▸ The request
Recast the entries below as a single numbered list, omitting any blank lines.
───── Records shown
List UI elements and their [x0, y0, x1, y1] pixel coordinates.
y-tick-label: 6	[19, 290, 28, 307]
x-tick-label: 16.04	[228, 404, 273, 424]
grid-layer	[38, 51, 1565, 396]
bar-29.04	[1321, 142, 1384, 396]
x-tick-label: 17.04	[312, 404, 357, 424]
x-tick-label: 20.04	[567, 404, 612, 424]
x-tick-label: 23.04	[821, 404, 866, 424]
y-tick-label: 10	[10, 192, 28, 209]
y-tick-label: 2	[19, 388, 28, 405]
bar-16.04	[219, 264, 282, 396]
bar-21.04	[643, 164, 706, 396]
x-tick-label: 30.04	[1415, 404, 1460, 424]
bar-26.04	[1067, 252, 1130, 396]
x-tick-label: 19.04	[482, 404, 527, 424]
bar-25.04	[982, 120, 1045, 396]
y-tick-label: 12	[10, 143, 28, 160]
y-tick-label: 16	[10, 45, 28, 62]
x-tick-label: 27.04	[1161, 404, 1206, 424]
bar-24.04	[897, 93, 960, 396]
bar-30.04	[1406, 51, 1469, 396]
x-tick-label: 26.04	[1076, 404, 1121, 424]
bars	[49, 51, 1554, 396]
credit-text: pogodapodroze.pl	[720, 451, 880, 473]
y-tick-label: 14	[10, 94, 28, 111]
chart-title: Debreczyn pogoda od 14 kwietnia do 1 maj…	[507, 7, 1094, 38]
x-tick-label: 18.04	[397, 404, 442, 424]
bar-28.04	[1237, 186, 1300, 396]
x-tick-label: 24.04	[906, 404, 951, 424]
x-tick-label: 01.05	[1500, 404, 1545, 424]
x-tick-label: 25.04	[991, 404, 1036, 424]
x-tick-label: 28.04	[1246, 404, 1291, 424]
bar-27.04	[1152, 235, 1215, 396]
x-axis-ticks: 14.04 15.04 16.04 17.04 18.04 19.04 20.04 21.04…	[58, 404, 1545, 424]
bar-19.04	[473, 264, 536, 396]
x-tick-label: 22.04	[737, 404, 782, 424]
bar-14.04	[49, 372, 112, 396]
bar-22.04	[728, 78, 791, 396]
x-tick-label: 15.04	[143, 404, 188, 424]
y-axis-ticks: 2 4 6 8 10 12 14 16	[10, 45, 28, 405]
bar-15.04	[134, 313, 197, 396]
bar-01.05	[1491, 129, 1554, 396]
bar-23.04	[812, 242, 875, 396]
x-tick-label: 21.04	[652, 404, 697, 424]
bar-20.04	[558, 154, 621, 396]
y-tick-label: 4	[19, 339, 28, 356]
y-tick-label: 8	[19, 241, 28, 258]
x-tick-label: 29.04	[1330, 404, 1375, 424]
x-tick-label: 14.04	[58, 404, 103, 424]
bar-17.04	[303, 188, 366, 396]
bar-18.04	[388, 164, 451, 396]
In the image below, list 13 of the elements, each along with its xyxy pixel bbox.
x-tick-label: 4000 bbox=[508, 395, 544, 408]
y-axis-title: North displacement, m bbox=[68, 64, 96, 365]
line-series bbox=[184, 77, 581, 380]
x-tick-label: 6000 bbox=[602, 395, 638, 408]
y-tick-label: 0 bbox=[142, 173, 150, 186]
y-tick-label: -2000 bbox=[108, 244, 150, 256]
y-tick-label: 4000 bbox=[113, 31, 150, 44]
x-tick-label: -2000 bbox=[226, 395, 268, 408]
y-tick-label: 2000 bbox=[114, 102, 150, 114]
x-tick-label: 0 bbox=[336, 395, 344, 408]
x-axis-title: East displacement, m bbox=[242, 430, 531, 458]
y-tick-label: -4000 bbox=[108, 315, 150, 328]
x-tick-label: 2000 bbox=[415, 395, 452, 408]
──────────
▸ Result below
1. List UI elements and their [x0, y0, x1, y1] pixel coordinates.
2. y-tick-label: 6	[19, 290, 28, 307]
3. x-tick-label: 16.04	[228, 404, 273, 424]
4. grid-layer	[38, 51, 1565, 396]
5. bar-29.04	[1321, 142, 1384, 396]
6. x-tick-label: 17.04	[312, 404, 357, 424]
7. x-tick-label: 20.04	[567, 404, 612, 424]
8. x-tick-label: 23.04	[821, 404, 866, 424]
9. y-tick-label: 10	[10, 192, 28, 209]
10. y-tick-label: 2	[19, 388, 28, 405]
11. bar-16.04	[219, 264, 282, 396]
12. bar-21.04	[643, 164, 706, 396]
13. x-tick-label: 30.04	[1415, 404, 1460, 424]
14. bar-26.04	[1067, 252, 1130, 396]
15. x-tick-label: 19.04	[482, 404, 527, 424]
16. bar-25.04	[982, 120, 1045, 396]
17. y-tick-label: 12	[10, 143, 28, 160]
18. y-tick-label: 16	[10, 45, 28, 62]
19. x-tick-label: 27.04	[1161, 404, 1206, 424]
20. bar-24.04	[897, 93, 960, 396]
21. bar-30.04	[1406, 51, 1469, 396]
22. x-tick-label: 26.04	[1076, 404, 1121, 424]
23. bars	[49, 51, 1554, 396]
24. credit-text: pogodapodroze.pl	[720, 451, 880, 473]
25. y-tick-label: 14	[10, 94, 28, 111]
26. chart-title: Debreczyn pogoda od 14 kwietnia do 1 maj…	[507, 7, 1094, 38]
27. x-tick-label: 18.04	[397, 404, 442, 424]
28. bar-28.04	[1237, 186, 1300, 396]
29. x-tick-label: 24.04	[906, 404, 951, 424]
30. x-tick-label: 01.05	[1500, 404, 1545, 424]
31. x-tick-label: 25.04	[991, 404, 1036, 424]
32. x-tick-label: 28.04	[1246, 404, 1291, 424]
33. bar-27.04	[1152, 235, 1215, 396]
34. x-axis-ticks: 14.04 15.04 16.04 17.04 18.04 19.04 20.04 21.04…	[58, 404, 1545, 424]
35. bar-19.04	[473, 264, 536, 396]
36. x-tick-label: 22.04	[737, 404, 782, 424]
37. bar-14.04	[49, 372, 112, 396]
38. bar-22.04	[728, 78, 791, 396]
39. x-tick-label: 15.04	[143, 404, 188, 424]
40. y-axis-ticks: 2 4 6 8 10 12 14 16	[10, 45, 28, 405]
41. bar-15.04	[134, 313, 197, 396]
42. bar-01.05	[1491, 129, 1554, 396]
43. bar-23.04	[812, 242, 875, 396]
44. x-tick-label: 21.04	[652, 404, 697, 424]
45. bar-20.04	[558, 154, 621, 396]
46. y-tick-label: 4	[19, 339, 28, 356]
47. y-tick-label: 8	[19, 241, 28, 258]
48. x-tick-label: 29.04	[1330, 404, 1375, 424]
49. x-tick-label: 14.04	[58, 404, 103, 424]
50. bar-17.04	[303, 188, 366, 396]
51. bar-18.04	[388, 164, 451, 396]
52. In the image below, list 13 of the elements, each along with its xyxy pixel bbox.
53. x-tick-label: 4000 bbox=[508, 395, 544, 408]
54. y-axis-title: North displacement, m bbox=[68, 64, 96, 365]
55. line-series bbox=[184, 77, 581, 380]
56. x-tick-label: 6000 bbox=[602, 395, 638, 408]
57. y-tick-label: 0 bbox=[142, 173, 150, 186]
58. y-tick-label: -2000 bbox=[108, 244, 150, 256]
59. y-tick-label: 4000 bbox=[113, 31, 150, 44]
60. x-tick-label: -2000 bbox=[226, 395, 268, 408]
61. y-tick-label: 2000 bbox=[114, 102, 150, 114]
62. x-tick-label: 0 bbox=[336, 395, 344, 408]
63. x-axis-title: East displacement, m bbox=[242, 430, 531, 458]
64. y-tick-label: -4000 bbox=[108, 315, 150, 328]
65. x-tick-label: 2000 bbox=[415, 395, 452, 408]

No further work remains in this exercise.